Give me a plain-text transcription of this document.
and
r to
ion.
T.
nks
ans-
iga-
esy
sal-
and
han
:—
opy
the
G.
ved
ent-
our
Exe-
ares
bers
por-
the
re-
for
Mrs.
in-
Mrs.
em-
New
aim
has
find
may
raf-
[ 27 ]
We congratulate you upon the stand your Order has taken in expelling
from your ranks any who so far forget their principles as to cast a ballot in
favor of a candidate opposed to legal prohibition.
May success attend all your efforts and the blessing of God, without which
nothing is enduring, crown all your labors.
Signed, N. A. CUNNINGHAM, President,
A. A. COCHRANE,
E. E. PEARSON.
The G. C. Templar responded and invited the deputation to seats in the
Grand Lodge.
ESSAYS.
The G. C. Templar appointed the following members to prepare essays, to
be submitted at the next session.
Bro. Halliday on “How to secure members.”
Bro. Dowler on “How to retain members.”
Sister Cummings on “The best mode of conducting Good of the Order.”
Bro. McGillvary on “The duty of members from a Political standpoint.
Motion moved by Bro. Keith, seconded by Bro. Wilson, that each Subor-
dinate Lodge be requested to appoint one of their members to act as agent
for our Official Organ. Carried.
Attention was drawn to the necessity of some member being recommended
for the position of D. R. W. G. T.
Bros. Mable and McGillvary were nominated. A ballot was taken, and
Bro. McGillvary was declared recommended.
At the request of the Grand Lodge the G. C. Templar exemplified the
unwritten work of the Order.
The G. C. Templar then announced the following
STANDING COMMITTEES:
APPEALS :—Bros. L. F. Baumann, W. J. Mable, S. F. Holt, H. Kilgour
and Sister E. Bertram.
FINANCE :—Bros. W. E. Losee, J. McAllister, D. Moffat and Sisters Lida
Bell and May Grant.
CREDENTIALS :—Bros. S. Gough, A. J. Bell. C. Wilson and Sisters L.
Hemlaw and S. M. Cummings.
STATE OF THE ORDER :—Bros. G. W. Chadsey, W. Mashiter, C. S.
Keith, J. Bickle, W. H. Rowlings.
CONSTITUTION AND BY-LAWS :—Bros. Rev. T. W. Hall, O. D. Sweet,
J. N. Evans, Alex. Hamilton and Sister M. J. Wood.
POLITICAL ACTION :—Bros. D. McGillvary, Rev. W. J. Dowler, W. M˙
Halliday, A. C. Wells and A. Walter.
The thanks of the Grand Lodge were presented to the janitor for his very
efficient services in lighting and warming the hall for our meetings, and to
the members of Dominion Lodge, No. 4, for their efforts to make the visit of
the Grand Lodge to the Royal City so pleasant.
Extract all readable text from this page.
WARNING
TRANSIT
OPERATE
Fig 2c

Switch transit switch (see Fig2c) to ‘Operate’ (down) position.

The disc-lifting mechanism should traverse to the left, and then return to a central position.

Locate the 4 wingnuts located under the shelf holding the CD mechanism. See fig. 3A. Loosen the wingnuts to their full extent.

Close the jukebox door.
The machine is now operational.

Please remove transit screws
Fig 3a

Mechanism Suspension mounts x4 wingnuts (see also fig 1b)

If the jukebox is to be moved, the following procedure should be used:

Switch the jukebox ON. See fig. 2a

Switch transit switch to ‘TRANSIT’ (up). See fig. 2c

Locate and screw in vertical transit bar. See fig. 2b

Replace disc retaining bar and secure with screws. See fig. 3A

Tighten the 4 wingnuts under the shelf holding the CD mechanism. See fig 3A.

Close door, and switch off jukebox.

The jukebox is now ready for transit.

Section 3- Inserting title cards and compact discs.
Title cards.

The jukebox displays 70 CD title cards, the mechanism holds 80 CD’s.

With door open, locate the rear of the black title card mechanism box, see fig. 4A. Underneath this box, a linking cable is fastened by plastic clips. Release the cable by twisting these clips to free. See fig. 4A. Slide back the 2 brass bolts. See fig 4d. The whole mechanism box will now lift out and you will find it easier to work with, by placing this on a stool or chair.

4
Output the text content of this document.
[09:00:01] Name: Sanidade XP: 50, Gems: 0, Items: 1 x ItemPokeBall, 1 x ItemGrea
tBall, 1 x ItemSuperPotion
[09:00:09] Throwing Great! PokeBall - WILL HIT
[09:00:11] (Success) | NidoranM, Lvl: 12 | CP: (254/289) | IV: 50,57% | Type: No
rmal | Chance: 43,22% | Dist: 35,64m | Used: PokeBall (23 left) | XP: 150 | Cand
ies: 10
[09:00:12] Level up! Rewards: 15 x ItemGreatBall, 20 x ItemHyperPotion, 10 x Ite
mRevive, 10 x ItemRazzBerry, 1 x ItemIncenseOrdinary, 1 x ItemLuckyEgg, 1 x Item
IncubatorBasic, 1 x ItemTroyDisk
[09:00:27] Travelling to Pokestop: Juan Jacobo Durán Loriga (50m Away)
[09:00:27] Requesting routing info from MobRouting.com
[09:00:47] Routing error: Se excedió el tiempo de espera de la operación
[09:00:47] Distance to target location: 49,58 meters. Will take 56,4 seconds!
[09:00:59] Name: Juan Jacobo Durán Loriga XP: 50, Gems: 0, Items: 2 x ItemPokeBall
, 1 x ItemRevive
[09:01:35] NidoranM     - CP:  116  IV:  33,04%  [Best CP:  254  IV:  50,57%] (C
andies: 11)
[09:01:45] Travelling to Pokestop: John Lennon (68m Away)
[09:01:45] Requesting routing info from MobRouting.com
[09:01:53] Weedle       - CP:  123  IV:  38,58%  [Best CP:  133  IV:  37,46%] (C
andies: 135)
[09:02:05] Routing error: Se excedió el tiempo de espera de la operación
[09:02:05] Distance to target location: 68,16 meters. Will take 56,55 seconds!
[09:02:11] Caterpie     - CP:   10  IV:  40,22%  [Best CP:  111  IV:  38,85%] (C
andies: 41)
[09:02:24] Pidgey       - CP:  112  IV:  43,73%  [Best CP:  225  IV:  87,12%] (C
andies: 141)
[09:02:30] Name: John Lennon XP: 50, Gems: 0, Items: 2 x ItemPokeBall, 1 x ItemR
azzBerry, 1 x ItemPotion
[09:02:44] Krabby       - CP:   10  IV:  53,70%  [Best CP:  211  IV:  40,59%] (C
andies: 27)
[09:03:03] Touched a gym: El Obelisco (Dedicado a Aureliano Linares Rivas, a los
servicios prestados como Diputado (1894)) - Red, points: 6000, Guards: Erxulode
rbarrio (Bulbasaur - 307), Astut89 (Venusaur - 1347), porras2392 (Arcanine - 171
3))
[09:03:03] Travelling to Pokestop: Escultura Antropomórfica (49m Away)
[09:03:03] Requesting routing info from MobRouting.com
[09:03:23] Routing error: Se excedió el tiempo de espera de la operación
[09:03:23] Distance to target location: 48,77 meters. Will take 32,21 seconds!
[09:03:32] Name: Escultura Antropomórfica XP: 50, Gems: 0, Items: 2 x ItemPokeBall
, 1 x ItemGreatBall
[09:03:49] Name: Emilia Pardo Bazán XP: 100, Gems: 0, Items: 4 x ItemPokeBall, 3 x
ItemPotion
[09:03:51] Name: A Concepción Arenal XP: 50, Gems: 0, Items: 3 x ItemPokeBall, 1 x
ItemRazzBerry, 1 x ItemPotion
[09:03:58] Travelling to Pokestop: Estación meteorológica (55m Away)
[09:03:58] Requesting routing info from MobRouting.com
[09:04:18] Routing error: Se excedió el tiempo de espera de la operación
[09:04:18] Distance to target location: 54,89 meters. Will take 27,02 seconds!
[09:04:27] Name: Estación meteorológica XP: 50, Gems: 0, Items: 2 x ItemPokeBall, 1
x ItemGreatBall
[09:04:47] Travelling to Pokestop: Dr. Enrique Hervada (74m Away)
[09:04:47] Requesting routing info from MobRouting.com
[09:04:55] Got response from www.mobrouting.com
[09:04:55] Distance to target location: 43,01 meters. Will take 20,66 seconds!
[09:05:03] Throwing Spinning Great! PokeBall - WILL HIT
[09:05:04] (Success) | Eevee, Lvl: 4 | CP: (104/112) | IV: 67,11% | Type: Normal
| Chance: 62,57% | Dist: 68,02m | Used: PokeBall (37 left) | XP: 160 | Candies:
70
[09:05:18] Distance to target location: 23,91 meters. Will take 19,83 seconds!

####

_What needs to be done_: Copy every line of the listing that contains the word "Grand".

_Completed task_:
Grand Lodge.
At the request of the Grand Lodge the G. C. Templar exemplified the
The thanks of the Grand Lodge were presented to the janitor for his very
the Grand Lodge to the Royal City so pleasant.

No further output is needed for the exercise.